Dataset:

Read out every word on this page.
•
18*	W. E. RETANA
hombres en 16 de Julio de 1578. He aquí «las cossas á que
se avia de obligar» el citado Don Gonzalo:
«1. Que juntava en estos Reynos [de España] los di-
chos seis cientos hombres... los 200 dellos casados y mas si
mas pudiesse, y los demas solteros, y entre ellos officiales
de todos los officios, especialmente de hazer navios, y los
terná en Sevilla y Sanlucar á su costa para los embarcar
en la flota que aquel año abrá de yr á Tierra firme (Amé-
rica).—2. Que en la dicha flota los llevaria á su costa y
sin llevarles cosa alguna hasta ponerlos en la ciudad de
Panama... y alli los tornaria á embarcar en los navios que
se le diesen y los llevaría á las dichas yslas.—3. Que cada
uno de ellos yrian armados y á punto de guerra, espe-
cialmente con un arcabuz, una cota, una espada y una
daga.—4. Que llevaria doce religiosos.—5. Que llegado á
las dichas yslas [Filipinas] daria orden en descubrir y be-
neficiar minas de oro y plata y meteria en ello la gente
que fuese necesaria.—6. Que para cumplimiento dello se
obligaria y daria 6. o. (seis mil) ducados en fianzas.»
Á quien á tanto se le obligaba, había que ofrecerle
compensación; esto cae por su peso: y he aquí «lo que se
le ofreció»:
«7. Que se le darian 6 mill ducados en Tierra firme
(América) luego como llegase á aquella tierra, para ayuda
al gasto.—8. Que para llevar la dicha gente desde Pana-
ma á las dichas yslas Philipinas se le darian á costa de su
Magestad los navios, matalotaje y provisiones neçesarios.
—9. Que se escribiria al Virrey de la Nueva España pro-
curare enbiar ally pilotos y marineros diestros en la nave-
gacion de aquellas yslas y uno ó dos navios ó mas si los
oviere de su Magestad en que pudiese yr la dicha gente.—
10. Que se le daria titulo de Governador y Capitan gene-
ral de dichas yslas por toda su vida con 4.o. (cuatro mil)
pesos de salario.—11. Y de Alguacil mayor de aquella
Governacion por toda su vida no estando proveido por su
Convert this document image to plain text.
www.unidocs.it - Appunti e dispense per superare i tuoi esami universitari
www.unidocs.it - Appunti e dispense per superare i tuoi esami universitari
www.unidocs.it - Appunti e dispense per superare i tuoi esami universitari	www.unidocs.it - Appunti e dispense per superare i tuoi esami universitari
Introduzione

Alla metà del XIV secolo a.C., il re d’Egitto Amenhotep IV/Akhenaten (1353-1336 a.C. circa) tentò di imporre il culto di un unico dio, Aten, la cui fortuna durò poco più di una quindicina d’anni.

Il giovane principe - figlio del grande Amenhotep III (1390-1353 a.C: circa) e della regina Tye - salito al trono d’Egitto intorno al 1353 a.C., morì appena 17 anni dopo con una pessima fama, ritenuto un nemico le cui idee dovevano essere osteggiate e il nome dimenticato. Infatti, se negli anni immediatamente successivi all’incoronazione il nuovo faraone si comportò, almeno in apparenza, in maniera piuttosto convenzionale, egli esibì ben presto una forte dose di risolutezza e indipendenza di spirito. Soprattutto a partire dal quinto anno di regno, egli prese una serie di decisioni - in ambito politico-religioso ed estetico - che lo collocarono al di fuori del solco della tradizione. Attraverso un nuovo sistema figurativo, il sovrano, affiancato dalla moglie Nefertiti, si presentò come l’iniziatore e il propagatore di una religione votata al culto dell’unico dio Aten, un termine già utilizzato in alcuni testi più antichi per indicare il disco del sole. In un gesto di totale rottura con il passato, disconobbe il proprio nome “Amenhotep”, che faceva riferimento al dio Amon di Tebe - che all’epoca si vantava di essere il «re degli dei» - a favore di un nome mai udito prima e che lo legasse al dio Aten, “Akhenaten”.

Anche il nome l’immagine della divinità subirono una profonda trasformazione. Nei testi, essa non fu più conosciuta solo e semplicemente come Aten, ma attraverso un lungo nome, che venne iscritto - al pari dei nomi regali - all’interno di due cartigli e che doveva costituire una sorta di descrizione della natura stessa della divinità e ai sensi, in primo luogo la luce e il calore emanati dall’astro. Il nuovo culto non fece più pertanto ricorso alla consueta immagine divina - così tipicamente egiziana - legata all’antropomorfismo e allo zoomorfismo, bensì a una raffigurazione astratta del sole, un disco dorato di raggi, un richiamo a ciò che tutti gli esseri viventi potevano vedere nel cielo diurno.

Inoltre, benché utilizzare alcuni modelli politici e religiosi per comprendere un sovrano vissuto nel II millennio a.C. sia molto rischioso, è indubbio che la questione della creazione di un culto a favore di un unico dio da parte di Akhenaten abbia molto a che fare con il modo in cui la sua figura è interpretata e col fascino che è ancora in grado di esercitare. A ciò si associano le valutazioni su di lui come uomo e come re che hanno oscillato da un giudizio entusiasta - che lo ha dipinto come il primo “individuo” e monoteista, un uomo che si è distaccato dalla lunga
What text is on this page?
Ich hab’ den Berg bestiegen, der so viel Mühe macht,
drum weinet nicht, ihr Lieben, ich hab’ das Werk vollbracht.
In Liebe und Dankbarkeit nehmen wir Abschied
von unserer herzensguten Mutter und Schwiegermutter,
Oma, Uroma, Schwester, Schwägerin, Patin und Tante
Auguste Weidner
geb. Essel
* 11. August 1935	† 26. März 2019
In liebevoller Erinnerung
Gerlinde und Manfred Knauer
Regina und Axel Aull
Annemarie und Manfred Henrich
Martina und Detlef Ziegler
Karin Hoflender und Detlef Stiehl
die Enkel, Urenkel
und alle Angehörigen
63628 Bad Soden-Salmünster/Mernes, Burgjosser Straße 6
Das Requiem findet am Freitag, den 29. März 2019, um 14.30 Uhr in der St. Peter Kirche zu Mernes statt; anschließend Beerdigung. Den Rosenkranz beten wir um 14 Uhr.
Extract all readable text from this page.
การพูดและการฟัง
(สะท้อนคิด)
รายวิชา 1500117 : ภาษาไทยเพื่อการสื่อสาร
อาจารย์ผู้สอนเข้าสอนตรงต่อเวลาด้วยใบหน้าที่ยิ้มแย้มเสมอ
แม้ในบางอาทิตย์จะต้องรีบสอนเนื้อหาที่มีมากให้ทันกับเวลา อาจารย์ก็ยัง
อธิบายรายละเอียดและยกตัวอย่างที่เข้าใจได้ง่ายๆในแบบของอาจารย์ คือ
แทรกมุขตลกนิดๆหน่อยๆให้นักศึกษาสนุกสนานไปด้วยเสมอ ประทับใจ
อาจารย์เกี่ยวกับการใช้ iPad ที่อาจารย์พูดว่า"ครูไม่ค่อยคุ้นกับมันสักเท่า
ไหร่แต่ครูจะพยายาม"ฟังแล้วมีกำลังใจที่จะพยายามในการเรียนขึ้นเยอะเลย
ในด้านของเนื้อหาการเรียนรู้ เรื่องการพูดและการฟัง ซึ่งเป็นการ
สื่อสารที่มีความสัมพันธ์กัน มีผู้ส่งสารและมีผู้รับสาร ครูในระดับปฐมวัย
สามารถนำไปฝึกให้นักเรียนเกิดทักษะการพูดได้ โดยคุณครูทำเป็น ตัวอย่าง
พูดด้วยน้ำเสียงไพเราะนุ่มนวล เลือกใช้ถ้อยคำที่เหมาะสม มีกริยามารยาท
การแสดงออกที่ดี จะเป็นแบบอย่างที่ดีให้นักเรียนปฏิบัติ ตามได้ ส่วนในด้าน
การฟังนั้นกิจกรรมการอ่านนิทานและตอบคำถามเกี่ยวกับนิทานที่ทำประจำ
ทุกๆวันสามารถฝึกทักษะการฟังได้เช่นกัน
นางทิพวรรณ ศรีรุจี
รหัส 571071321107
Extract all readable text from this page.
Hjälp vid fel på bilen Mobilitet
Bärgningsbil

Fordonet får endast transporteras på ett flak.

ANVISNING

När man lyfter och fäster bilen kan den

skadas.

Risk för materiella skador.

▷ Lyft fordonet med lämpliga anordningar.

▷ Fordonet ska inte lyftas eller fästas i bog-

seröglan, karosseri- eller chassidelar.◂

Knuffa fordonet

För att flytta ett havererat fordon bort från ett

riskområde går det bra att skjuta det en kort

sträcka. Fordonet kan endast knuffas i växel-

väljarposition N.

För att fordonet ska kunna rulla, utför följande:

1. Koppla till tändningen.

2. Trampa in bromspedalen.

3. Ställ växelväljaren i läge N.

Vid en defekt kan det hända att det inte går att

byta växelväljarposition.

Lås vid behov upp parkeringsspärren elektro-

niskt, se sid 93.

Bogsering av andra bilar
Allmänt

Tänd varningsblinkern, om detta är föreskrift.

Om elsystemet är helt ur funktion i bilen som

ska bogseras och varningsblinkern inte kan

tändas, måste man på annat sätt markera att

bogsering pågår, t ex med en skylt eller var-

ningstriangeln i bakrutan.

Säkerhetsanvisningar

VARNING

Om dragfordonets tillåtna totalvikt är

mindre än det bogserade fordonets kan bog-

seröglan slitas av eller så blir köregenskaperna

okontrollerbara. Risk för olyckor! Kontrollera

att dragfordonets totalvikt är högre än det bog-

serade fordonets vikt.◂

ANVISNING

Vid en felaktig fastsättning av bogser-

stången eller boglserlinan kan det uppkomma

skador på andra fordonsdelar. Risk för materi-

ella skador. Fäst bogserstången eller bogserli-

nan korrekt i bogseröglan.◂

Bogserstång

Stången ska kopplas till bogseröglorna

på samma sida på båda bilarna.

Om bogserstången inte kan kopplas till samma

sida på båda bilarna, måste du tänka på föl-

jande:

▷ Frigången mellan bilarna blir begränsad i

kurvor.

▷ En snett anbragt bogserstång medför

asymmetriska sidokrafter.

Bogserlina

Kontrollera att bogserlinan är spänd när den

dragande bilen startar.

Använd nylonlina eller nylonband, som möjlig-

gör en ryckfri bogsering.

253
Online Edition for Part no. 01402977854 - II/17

What you need to do: Identify all lines in the records above with the word "firme".

Output of the exercise:
en la flota que aquel año abrá de yr á Tierra firme (Amé-
«7. Que se le darian 6 mill ducados en Tierra firme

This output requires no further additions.